REQUIRED WORK:
Lines containing the word "color" are to be counted; state their number and nothing further.
# # # #
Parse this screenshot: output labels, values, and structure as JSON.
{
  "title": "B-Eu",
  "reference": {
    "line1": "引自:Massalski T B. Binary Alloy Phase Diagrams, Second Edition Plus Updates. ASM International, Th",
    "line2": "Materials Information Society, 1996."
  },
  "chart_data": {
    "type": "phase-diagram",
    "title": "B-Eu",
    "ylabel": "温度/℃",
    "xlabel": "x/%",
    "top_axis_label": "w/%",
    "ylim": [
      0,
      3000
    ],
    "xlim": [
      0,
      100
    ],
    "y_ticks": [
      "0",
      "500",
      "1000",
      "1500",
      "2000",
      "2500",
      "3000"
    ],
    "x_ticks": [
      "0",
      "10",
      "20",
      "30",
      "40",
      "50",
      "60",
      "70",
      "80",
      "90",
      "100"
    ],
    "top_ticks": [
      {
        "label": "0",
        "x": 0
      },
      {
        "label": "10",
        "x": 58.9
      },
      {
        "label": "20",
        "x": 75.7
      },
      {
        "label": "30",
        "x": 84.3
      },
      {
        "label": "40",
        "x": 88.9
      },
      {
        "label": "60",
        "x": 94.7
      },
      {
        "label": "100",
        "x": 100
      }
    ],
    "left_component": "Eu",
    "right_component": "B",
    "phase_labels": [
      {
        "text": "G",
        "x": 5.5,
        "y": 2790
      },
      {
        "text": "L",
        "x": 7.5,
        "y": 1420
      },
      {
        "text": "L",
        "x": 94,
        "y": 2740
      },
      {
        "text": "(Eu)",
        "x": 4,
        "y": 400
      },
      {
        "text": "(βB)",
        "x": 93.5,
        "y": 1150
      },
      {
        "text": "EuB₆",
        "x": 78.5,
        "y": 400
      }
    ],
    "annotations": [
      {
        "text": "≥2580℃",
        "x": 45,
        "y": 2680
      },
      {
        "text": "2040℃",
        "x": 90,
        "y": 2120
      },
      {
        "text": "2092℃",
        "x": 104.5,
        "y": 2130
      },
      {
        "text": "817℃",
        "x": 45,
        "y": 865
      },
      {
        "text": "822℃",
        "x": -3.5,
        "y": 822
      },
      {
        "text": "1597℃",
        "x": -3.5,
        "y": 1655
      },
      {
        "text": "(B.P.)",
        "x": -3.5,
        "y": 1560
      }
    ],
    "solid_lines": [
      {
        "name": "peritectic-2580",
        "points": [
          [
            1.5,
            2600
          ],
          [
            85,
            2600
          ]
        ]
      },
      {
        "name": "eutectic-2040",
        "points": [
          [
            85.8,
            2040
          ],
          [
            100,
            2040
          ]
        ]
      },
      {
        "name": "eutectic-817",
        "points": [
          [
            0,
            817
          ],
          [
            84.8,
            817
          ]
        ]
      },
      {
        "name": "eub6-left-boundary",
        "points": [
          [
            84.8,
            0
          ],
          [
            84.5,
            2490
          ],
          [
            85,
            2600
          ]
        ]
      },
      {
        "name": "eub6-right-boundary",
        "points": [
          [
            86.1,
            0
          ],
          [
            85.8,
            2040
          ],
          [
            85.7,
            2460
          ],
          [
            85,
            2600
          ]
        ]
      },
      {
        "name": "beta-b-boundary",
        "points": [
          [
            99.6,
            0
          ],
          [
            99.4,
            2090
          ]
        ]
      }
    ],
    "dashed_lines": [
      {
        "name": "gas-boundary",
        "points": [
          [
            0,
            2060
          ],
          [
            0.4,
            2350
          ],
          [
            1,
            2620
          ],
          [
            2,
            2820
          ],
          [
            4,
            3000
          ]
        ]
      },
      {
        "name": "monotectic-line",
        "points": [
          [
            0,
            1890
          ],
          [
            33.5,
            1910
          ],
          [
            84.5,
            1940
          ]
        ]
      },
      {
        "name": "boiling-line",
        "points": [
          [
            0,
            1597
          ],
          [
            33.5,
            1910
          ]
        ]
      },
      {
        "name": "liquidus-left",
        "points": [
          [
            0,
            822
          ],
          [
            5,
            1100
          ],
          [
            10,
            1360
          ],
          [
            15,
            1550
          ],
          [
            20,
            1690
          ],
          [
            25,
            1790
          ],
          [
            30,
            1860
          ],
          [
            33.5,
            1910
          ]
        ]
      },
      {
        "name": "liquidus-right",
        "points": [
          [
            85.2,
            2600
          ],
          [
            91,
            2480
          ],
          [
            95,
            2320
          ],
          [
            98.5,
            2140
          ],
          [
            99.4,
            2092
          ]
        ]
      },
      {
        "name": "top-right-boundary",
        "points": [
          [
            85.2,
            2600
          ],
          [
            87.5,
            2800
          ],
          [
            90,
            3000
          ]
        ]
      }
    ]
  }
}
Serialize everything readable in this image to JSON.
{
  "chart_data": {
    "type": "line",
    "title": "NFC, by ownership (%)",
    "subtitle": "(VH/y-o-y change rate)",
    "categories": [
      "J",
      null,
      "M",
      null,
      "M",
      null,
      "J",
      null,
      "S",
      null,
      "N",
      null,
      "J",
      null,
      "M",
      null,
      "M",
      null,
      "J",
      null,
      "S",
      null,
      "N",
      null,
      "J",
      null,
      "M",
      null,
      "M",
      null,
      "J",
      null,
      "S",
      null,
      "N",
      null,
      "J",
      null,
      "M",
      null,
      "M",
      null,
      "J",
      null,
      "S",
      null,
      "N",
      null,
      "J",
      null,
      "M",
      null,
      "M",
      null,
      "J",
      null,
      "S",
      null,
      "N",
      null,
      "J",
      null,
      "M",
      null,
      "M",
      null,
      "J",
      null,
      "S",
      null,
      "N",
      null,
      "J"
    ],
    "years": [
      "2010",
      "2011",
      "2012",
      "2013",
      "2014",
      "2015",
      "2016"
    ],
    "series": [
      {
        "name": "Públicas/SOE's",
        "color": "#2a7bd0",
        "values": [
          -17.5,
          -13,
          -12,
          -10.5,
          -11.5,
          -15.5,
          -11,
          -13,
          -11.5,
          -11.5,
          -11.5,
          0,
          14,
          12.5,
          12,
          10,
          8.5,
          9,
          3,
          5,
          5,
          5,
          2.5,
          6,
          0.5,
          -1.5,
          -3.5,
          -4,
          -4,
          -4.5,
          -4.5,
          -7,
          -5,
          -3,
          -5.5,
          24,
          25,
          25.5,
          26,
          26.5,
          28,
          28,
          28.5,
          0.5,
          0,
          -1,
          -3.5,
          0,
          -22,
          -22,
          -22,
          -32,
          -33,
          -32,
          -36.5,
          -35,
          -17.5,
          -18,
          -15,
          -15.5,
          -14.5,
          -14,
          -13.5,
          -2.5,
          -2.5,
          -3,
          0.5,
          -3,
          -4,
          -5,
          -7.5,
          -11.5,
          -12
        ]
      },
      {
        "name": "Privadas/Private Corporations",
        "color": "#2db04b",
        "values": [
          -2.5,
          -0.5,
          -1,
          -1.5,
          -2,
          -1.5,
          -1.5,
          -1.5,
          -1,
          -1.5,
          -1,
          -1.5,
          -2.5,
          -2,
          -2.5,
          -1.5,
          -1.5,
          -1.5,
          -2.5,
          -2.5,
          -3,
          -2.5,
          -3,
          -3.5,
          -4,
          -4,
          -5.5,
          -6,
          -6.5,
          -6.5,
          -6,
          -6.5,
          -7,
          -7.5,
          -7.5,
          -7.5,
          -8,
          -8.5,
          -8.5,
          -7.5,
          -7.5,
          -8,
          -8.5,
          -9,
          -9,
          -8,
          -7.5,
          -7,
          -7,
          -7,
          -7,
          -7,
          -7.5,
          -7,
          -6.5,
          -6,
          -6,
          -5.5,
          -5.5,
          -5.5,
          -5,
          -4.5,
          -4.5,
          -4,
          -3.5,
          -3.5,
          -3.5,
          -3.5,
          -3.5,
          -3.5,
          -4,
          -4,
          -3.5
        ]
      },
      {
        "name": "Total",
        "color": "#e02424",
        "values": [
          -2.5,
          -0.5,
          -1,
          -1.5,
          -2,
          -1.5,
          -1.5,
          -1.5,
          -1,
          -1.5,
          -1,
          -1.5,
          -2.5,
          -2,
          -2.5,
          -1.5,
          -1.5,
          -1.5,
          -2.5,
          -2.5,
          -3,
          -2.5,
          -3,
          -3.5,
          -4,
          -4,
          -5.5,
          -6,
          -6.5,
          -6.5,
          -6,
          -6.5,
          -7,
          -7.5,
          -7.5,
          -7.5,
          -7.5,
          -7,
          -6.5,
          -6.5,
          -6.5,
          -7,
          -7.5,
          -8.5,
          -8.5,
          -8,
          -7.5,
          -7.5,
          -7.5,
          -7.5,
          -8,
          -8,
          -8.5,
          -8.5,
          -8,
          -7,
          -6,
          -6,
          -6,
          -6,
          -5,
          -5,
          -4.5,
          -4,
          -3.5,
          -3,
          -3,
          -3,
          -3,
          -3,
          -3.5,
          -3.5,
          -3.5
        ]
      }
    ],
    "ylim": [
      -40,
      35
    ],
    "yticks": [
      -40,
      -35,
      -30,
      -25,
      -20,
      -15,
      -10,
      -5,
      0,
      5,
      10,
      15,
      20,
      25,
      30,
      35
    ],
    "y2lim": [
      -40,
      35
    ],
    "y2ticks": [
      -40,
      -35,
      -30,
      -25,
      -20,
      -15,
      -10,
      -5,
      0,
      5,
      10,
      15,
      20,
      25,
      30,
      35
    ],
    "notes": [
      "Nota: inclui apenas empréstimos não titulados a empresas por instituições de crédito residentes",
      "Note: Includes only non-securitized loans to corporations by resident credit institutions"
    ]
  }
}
# # # #
ANSWER BELOW:
3